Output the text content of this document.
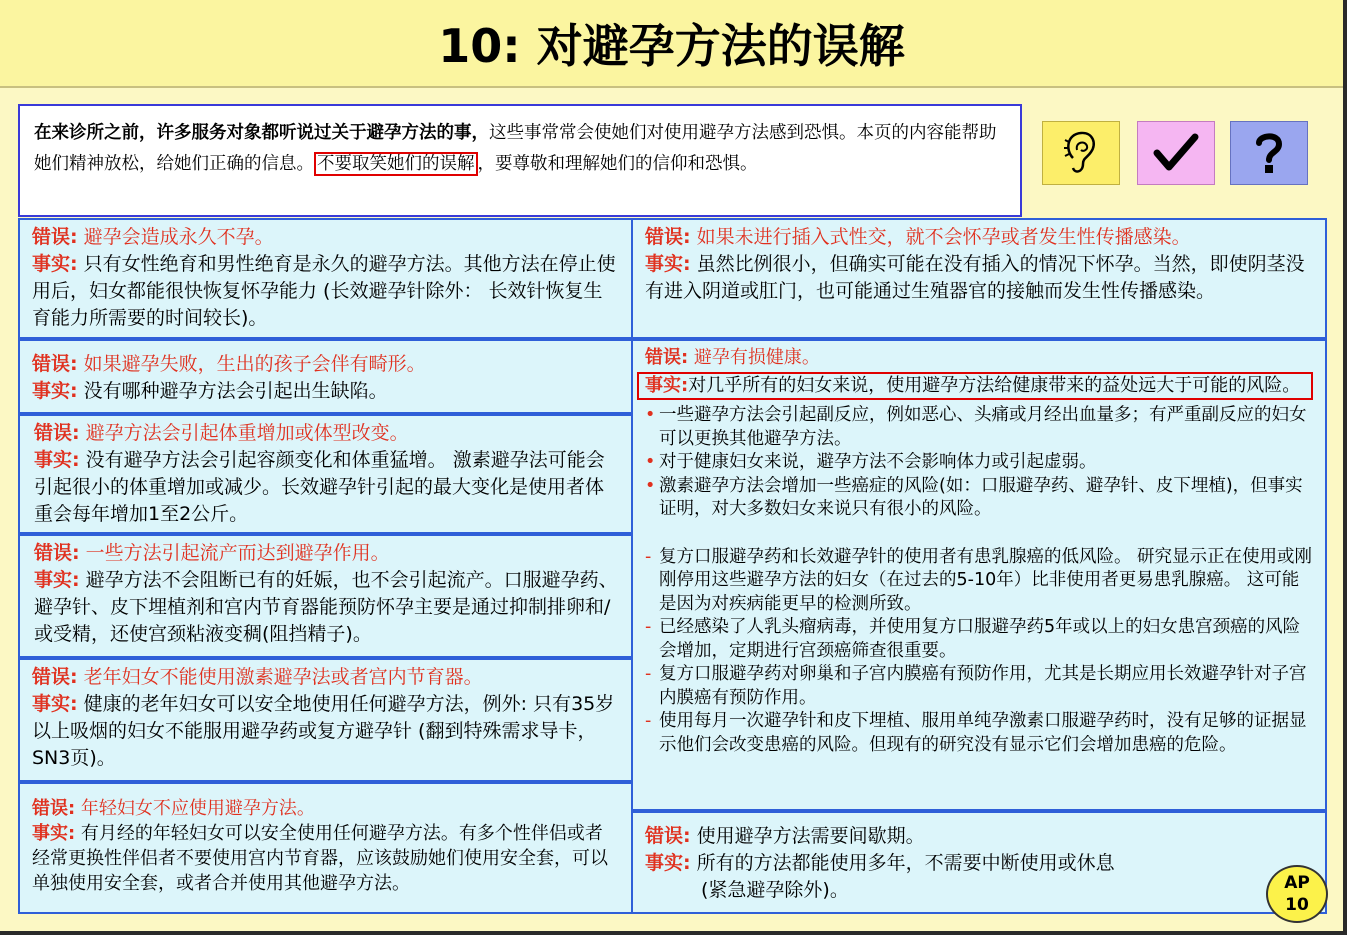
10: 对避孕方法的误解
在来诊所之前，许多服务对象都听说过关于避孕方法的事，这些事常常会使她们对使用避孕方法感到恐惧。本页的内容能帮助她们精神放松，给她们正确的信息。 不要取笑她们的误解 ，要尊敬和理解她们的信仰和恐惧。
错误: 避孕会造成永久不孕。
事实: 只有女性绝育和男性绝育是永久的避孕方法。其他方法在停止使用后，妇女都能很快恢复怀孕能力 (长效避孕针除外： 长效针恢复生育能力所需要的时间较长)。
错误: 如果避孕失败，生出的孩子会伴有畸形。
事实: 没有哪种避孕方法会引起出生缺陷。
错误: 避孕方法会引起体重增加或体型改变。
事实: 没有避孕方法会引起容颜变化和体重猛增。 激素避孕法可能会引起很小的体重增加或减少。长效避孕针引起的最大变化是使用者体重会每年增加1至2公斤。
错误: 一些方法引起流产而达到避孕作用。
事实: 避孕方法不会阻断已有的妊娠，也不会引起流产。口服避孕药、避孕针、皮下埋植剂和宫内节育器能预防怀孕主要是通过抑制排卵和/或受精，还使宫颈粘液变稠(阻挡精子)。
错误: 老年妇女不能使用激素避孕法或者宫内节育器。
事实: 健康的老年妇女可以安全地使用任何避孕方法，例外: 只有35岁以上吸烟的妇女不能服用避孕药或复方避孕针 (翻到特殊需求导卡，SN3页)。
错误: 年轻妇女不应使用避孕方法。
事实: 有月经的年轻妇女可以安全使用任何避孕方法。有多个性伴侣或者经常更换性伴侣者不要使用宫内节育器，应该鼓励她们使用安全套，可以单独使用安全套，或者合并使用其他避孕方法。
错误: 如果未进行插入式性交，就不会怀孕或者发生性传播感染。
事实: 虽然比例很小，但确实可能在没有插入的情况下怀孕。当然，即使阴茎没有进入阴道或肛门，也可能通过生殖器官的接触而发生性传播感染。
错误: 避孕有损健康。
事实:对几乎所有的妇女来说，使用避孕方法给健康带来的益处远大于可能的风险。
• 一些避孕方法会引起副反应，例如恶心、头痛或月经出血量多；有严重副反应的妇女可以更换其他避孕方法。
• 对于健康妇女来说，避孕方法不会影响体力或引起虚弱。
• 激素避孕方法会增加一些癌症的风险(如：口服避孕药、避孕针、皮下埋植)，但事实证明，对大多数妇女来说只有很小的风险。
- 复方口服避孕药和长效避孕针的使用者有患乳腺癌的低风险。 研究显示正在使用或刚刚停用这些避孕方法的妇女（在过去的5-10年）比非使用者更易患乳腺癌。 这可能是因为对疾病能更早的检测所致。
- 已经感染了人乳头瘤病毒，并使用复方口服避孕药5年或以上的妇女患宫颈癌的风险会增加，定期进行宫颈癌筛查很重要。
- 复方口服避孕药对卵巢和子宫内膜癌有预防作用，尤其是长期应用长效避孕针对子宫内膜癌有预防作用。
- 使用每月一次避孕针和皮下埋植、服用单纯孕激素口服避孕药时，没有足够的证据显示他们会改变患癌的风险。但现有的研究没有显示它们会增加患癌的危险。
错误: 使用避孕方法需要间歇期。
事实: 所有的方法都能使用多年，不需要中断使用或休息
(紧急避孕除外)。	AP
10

—————

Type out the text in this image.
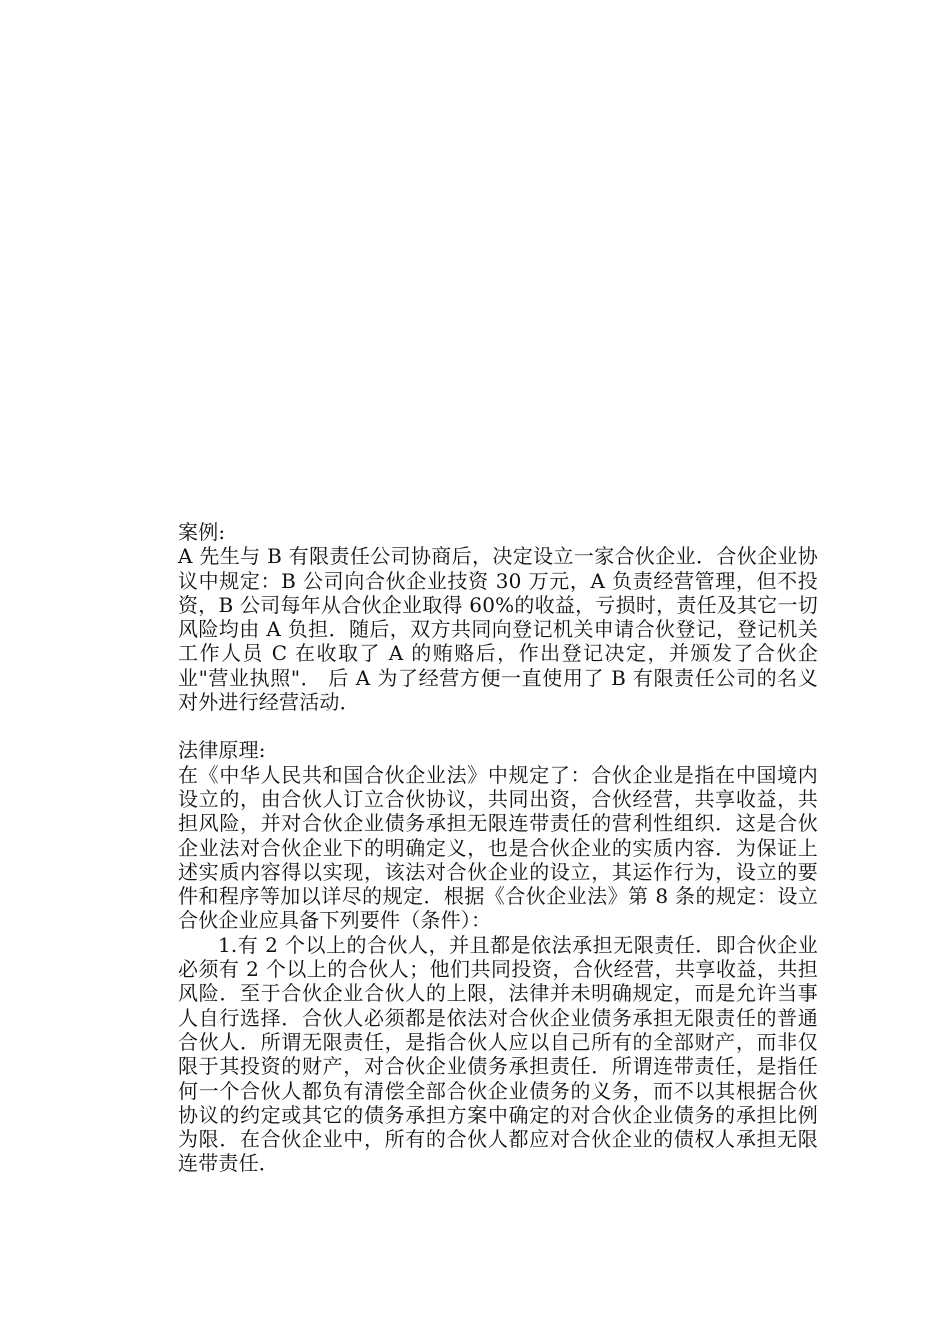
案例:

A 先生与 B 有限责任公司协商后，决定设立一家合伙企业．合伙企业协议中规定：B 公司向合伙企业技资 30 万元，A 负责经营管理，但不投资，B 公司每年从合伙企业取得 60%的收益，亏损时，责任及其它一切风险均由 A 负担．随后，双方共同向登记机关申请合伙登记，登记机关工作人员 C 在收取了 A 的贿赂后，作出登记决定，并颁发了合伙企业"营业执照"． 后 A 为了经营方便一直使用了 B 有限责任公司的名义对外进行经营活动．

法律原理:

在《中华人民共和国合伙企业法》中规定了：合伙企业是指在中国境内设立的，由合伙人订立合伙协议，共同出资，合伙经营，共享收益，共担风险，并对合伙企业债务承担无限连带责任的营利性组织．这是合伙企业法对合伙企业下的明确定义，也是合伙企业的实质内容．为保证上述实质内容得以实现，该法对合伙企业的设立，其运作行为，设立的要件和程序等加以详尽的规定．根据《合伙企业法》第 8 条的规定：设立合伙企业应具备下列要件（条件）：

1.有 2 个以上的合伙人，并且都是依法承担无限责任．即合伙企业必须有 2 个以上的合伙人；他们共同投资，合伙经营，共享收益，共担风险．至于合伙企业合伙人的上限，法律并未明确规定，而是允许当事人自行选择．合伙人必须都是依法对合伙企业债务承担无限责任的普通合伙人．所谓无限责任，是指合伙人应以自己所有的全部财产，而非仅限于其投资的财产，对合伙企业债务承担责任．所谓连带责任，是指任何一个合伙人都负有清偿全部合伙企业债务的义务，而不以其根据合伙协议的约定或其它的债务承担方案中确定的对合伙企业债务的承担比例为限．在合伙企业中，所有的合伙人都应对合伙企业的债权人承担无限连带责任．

—————

Problem statement:
Count the lines in the records above that contain the word "this", and reply with only that number.

Answer in full:
2